# [Provided data]
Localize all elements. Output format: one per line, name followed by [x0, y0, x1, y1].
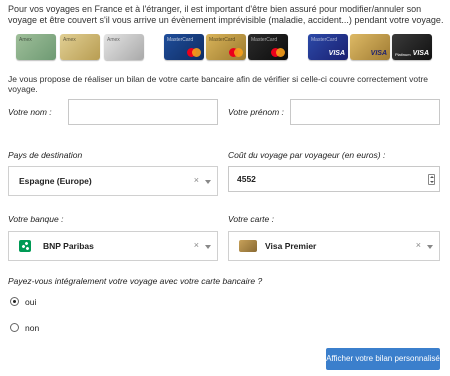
mastercard-card-mark: MasterCard	[251, 37, 278, 43]
bnp-logo-icon	[19, 240, 31, 252]
cout-label: Coût du voyage par voyageur (en euros) :	[228, 150, 386, 160]
mastercard-logo-icon	[187, 48, 201, 57]
clear-carte-icon[interactable]: ×	[416, 240, 421, 250]
clear-banque-icon[interactable]: ×	[194, 240, 199, 250]
payment-question: Payez-vous intégralement votre voyage av…	[8, 276, 263, 286]
carte-label: Votre carte :	[228, 214, 274, 224]
amex-card-mark: Amex	[107, 37, 120, 43]
radio-oui[interactable]	[10, 297, 19, 306]
banque-value: BNP Paribas	[43, 241, 94, 251]
banque-label: Votre banque :	[8, 214, 64, 224]
amex-card-mark: Amex	[19, 37, 32, 43]
chevron-down-icon	[427, 245, 433, 249]
mastercard-black-card: MasterCard	[248, 34, 288, 60]
mastercard-gold-card: MasterCard	[206, 34, 246, 60]
clear-destination-icon[interactable]: ×	[194, 175, 199, 185]
destination-select[interactable]: Espagne (Europe) ×	[8, 166, 218, 196]
radio-non[interactable]	[10, 323, 19, 332]
subtitle-text: Je vous propose de réaliser un bilan de …	[8, 74, 429, 94]
mastercard-logo-icon	[271, 48, 285, 57]
carte-select[interactable]: Visa Premier ×	[228, 231, 440, 261]
platinum-card-mark: Platinum	[395, 52, 411, 57]
nom-label: Votre nom :	[8, 107, 52, 117]
nom-input[interactable]	[68, 99, 218, 125]
prenom-label: Votre prénom :	[228, 107, 284, 117]
destination-label: Pays de destination	[8, 150, 83, 160]
banque-select[interactable]: BNP Paribas ×	[8, 231, 218, 261]
number-stepper-icon[interactable]	[428, 174, 435, 185]
amex-card-mark: Amex	[63, 37, 76, 43]
visa-logo-icon: VISA	[412, 50, 429, 57]
amex-platinum-card: Amex	[104, 34, 144, 60]
mastercard-card-mark: MasterCard	[209, 37, 236, 43]
chevron-down-icon	[205, 245, 211, 249]
visa-platinum-card: Platinum VISA	[392, 34, 432, 60]
carte-value: Visa Premier	[265, 241, 317, 251]
visa-premier-card-icon	[239, 240, 257, 252]
radio-oui-label[interactable]: oui	[25, 297, 36, 307]
afficher-bilan-button[interactable]: Afficher votre bilan personnalisé	[326, 348, 440, 370]
visa-blue-card: MasterCard VISA	[308, 34, 348, 60]
visa-gold-card: VISA	[350, 34, 390, 60]
visa-logo-icon: VISA	[328, 50, 345, 57]
mastercard-card-mark: MasterCard	[167, 37, 194, 43]
amex-green-card: Amex	[16, 34, 56, 60]
radio-non-label[interactable]: non	[25, 323, 39, 333]
prenom-input[interactable]	[290, 99, 440, 125]
cout-input[interactable]: 4552	[228, 166, 440, 192]
card-gallery: Amex Amex Amex MasterCard MasterCard Mas…	[0, 34, 450, 64]
cout-value: 4552	[237, 174, 256, 184]
mastercard-card-mark: MasterCard	[311, 37, 338, 43]
amex-gold-card: Amex	[60, 34, 100, 60]
mastercard-blue-card: MasterCard	[164, 34, 204, 60]
chevron-down-icon	[205, 180, 211, 184]
destination-value: Espagne (Europe)	[19, 176, 92, 186]
intro-text: Pour vos voyages en France et à l'étrang…	[8, 4, 444, 25]
mastercard-logo-icon	[229, 48, 243, 57]
visa-logo-icon: VISA	[370, 50, 387, 57]
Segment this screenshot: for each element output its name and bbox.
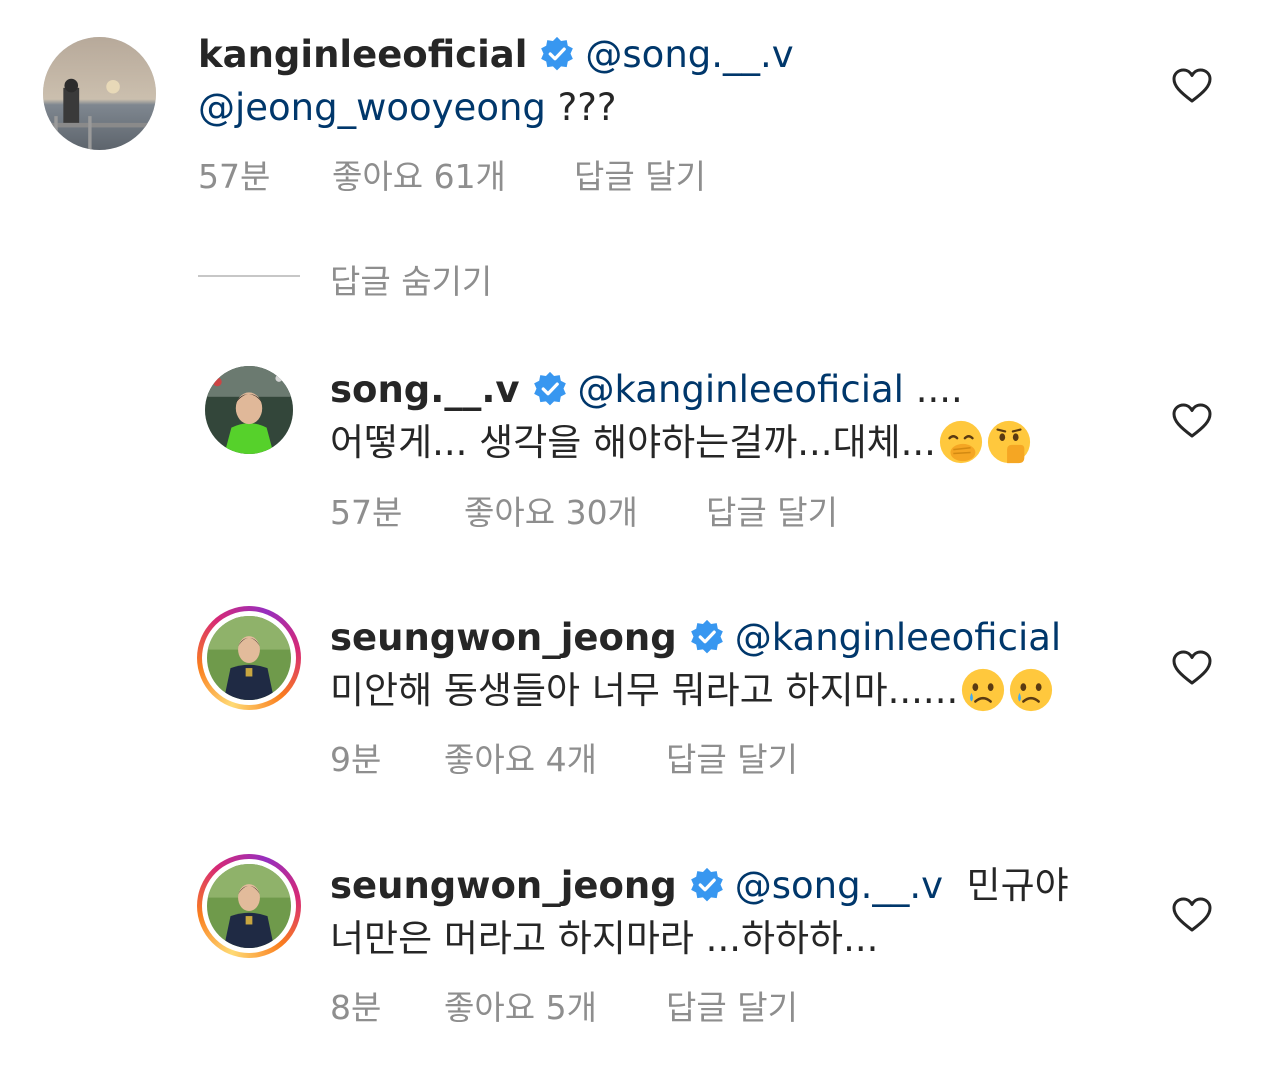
story-ring[interactable] [197, 606, 301, 710]
mention-link[interactable]: @kanginleeoficial [578, 368, 904, 411]
verified-badge-icon [533, 371, 566, 406]
heart-icon[interactable] [1172, 650, 1212, 686]
replies-divider [198, 275, 300, 277]
timestamp: 8분 [330, 988, 382, 1027]
reply-button[interactable]: 답글 달기 [666, 733, 798, 781]
mention-link[interactable]: @song.__.v [585, 33, 793, 76]
heart-icon[interactable] [1172, 403, 1212, 439]
username[interactable]: seungwon_jeong [330, 616, 677, 659]
timestamp: 9분 [330, 740, 382, 779]
verified-badge-icon [690, 867, 723, 902]
verified-badge-icon [690, 619, 723, 654]
comment-body: .... [903, 368, 963, 411]
reply-button[interactable]: 답글 달기 [666, 981, 798, 1029]
avatar-image [207, 616, 291, 700]
comment-body: ??? [545, 86, 617, 129]
comment-body: 민규야 [943, 864, 1069, 907]
like-count[interactable]: 좋아요 4개 [444, 733, 666, 781]
face-with-hand-over-mouth-emoji [987, 420, 1031, 464]
hide-replies-button[interactable]: 답글 숨기기 [330, 255, 492, 303]
story-ring[interactable] [197, 854, 301, 958]
username[interactable]: song.__.v [330, 368, 520, 411]
reply-button[interactable]: 답글 달기 [706, 486, 838, 534]
comment-meta: 57분 좋아요 30개 답글 달기 [330, 486, 838, 534]
comment-meta: 57분 좋아요 61개 답글 달기 [198, 150, 706, 198]
comment-text: seungwon_jeong @kanginleeoficial 미안해 동생들아… [330, 611, 1061, 717]
comment-body: 너만은 머라고 하지마라 ...하하하... [330, 917, 879, 960]
mention-link[interactable]: @kanginleeoficial [735, 616, 1061, 659]
like-count[interactable]: 좋아요 5개 [444, 981, 666, 1029]
avatar-image [207, 864, 291, 948]
like-count[interactable]: 좋아요 61개 [332, 150, 574, 198]
avatar[interactable] [205, 366, 293, 454]
comment-body: 어떻게... 생각을 해야하는걸까...대체... [330, 421, 936, 464]
crying-face-emoji [1010, 668, 1053, 712]
avatar [207, 616, 291, 700]
comment-meta: 9분 좋아요 4개 답글 달기 [330, 733, 798, 781]
mention-link[interactable]: @jeong_wooyeong [198, 86, 546, 129]
comment-text: song.__.v @kanginleeoficial .... 어떻게... 생… [330, 363, 1032, 469]
hand-over-mouth-emoji [939, 420, 983, 464]
timestamp: 57분 [330, 493, 403, 532]
verified-badge-icon [541, 36, 574, 71]
mention-link[interactable]: @song.__.v [735, 864, 943, 907]
comment-text: kanginleeoficial @song.__.v @jeong_wooyeo… [198, 28, 794, 134]
username[interactable]: seungwon_jeong [330, 864, 677, 907]
comment-meta: 8분 좋아요 5개 답글 달기 [330, 981, 798, 1029]
comment-text: seungwon_jeong @song.__.v 민규야 너만은 머라고 하지마… [330, 859, 1069, 965]
avatar[interactable] [43, 37, 156, 150]
avatar-image [43, 37, 156, 150]
crying-face-emoji [962, 668, 1005, 712]
heart-icon[interactable] [1172, 897, 1212, 933]
timestamp: 57분 [198, 157, 271, 196]
heart-icon[interactable] [1172, 68, 1212, 104]
like-count[interactable]: 좋아요 30개 [464, 486, 706, 534]
avatar-image [205, 366, 293, 454]
avatar [207, 864, 291, 948]
comment-body: 미안해 동생들아 너무 뭐라고 하지마...... [330, 669, 959, 712]
username[interactable]: kanginleeoficial [198, 33, 527, 76]
reply-button[interactable]: 답글 달기 [574, 150, 706, 198]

# [Work instructions]
Please write every row above out again word for word, leaving out the picture lines.

# [Task response]
Localize all elements. Output format: one per line, name followed by [x0, y0, x1, y1].
mastercard-card-mark: MasterCard	[251, 37, 278, 43]
bnp-logo-icon	[19, 240, 31, 252]
cout-label: Coût du voyage par voyageur (en euros) :	[228, 150, 386, 160]
mastercard-logo-icon	[187, 48, 201, 57]
clear-carte-icon[interactable]: ×	[416, 240, 421, 250]
clear-banque-icon[interactable]: ×	[194, 240, 199, 250]
payment-question: Payez-vous intégralement votre voyage av…	[8, 276, 263, 286]
carte-label: Votre carte :	[228, 214, 274, 224]
amex-card-mark: Amex	[107, 37, 120, 43]
radio-oui[interactable]	[10, 297, 19, 306]
banque-value: BNP Paribas	[43, 241, 94, 251]
banque-label: Votre banque :	[8, 214, 64, 224]
amex-card-mark: Amex	[19, 37, 32, 43]
chevron-down-icon	[427, 245, 433, 249]
mastercard-black-card: MasterCard	[248, 34, 288, 60]
mastercard-gold-card: MasterCard	[206, 34, 246, 60]
clear-destination-icon[interactable]: ×	[194, 175, 199, 185]
destination-select[interactable]: Espagne (Europe) ×	[8, 166, 218, 196]
radio-non[interactable]	[10, 323, 19, 332]
subtitle-text: Je vous propose de réaliser un bilan de …	[8, 74, 429, 94]
mastercard-logo-icon	[271, 48, 285, 57]
carte-select[interactable]: Visa Premier ×	[228, 231, 440, 261]
platinum-card-mark: Platinum	[395, 52, 411, 57]
nom-label: Votre nom :	[8, 107, 52, 117]
nom-input[interactable]	[68, 99, 218, 125]
prenom-label: Votre prénom :	[228, 107, 284, 117]
destination-label: Pays de destination	[8, 150, 83, 160]
banque-select[interactable]: BNP Paribas ×	[8, 231, 218, 261]
number-stepper-icon[interactable]	[428, 174, 435, 185]
amex-card-mark: Amex	[63, 37, 76, 43]
visa-logo-icon: VISA	[412, 50, 429, 57]
amex-platinum-card: Amex	[104, 34, 144, 60]
mastercard-card-mark: MasterCard	[209, 37, 236, 43]
chevron-down-icon	[205, 245, 211, 249]
visa-platinum-card: Platinum VISA	[392, 34, 432, 60]
carte-value: Visa Premier	[265, 241, 317, 251]
visa-premier-card-icon	[239, 240, 257, 252]
radio-oui-label[interactable]: oui	[25, 297, 36, 307]
afficher-bilan-button[interactable]: Afficher votre bilan personnalisé	[326, 348, 440, 370]
visa-blue-card: MasterCard VISA	[308, 34, 348, 60]
visa-gold-card: VISA	[350, 34, 390, 60]
visa-logo-icon: VISA	[328, 50, 345, 57]
mastercard-card-mark: MasterCard	[167, 37, 194, 43]
amex-green-card: Amex	[16, 34, 56, 60]
radio-non-label[interactable]: non	[25, 323, 39, 333]
prenom-input[interactable]	[290, 99, 440, 125]
cout-input[interactable]: 4552	[228, 166, 440, 192]
card-gallery: Amex Amex Amex MasterCard MasterCard Mas…	[0, 34, 450, 64]
cout-value: 4552	[237, 174, 256, 184]
mastercard-card-mark: MasterCard	[311, 37, 338, 43]
amex-gold-card: Amex	[60, 34, 100, 60]
mastercard-blue-card: MasterCard	[164, 34, 204, 60]
chevron-down-icon	[205, 180, 211, 184]
destination-value: Espagne (Europe)	[19, 176, 92, 186]
intro-text: Pour vos voyages en France et à l'étrang…	[8, 4, 444, 25]
mastercard-logo-icon	[229, 48, 243, 57]
visa-logo-icon: VISA	[370, 50, 387, 57]
Segment this screenshot: for each element output its name and bbox.
story-ring[interactable] [197, 606, 301, 710]
mention-link[interactable]: @kanginleeoficial [578, 368, 904, 411]
verified-badge-icon [533, 371, 566, 406]
heart-icon[interactable] [1172, 650, 1212, 686]
replies-divider [198, 275, 300, 277]
timestamp: 8분 [330, 988, 382, 1027]
reply-button[interactable]: 답글 달기 [666, 733, 798, 781]
mention-link[interactable]: @song.__.v [585, 33, 793, 76]
heart-icon[interactable] [1172, 403, 1212, 439]
username[interactable]: seungwon_jeong [330, 616, 677, 659]
timestamp: 9분 [330, 740, 382, 779]
verified-badge-icon [690, 867, 723, 902]
verified-badge-icon [690, 619, 723, 654]
comment-body: .... [903, 368, 963, 411]
reply-button[interactable]: 답글 달기 [666, 981, 798, 1029]
avatar-image [207, 616, 291, 700]
comment-body: ??? [545, 86, 617, 129]
comment-body: 민규야 [943, 864, 1069, 907]
like-count[interactable]: 좋아요 4개 [444, 733, 666, 781]
face-with-hand-over-mouth-emoji [987, 420, 1031, 464]
hide-replies-button[interactable]: 답글 숨기기 [330, 255, 492, 303]
story-ring[interactable] [197, 854, 301, 958]
username[interactable]: song.__.v [330, 368, 520, 411]
reply-button[interactable]: 답글 달기 [706, 486, 838, 534]
comment-meta: 57분 좋아요 30개 답글 달기 [330, 486, 838, 534]
comment-meta: 57분 좋아요 61개 답글 달기 [198, 150, 706, 198]
comment-text: seungwon_jeong @kanginleeoficial 미안해 동생들아… [330, 611, 1061, 717]
comment-body: 너만은 머라고 하지마라 ...하하하... [330, 917, 879, 960]
mention-link[interactable]: @kanginleeoficial [735, 616, 1061, 659]
like-count[interactable]: 좋아요 5개 [444, 981, 666, 1029]
avatar-image [207, 864, 291, 948]
like-count[interactable]: 좋아요 61개 [332, 150, 574, 198]
avatar[interactable] [205, 366, 293, 454]
comment-body: 어떻게... 생각을 해야하는걸까...대체... [330, 421, 936, 464]
crying-face-emoji [1010, 668, 1053, 712]
avatar [207, 616, 291, 700]
comment-meta: 9분 좋아요 4개 답글 달기 [330, 733, 798, 781]
mention-link[interactable]: @jeong_wooyeong [198, 86, 546, 129]
comment-text: song.__.v @kanginleeoficial .... 어떻게... 생… [330, 363, 1032, 469]
hand-over-mouth-emoji [939, 420, 983, 464]
timestamp: 57분 [330, 493, 403, 532]
verified-badge-icon [541, 36, 574, 71]
mention-link[interactable]: @song.__.v [735, 864, 943, 907]
comment-text: kanginleeoficial @song.__.v @jeong_wooyeo… [198, 28, 794, 134]
username[interactable]: seungwon_jeong [330, 864, 677, 907]
comment-meta: 8분 좋아요 5개 답글 달기 [330, 981, 798, 1029]
comment-text: seungwon_jeong @song.__.v 민규야 너만은 머라고 하지마… [330, 859, 1069, 965]
avatar[interactable] [43, 37, 156, 150]
avatar-image [43, 37, 156, 150]
crying-face-emoji [962, 668, 1005, 712]
heart-icon[interactable] [1172, 897, 1212, 933]
timestamp: 57분 [198, 157, 271, 196]
heart-icon[interactable] [1172, 68, 1212, 104]
like-count[interactable]: 좋아요 30개 [464, 486, 706, 534]
avatar-image [205, 366, 293, 454]
avatar [207, 864, 291, 948]
comment-body: 미안해 동생들아 너무 뭐라고 하지마...... [330, 669, 959, 712]
username[interactable]: kanginleeoficial [198, 33, 527, 76]
reply-button[interactable]: 답글 달기 [574, 150, 706, 198]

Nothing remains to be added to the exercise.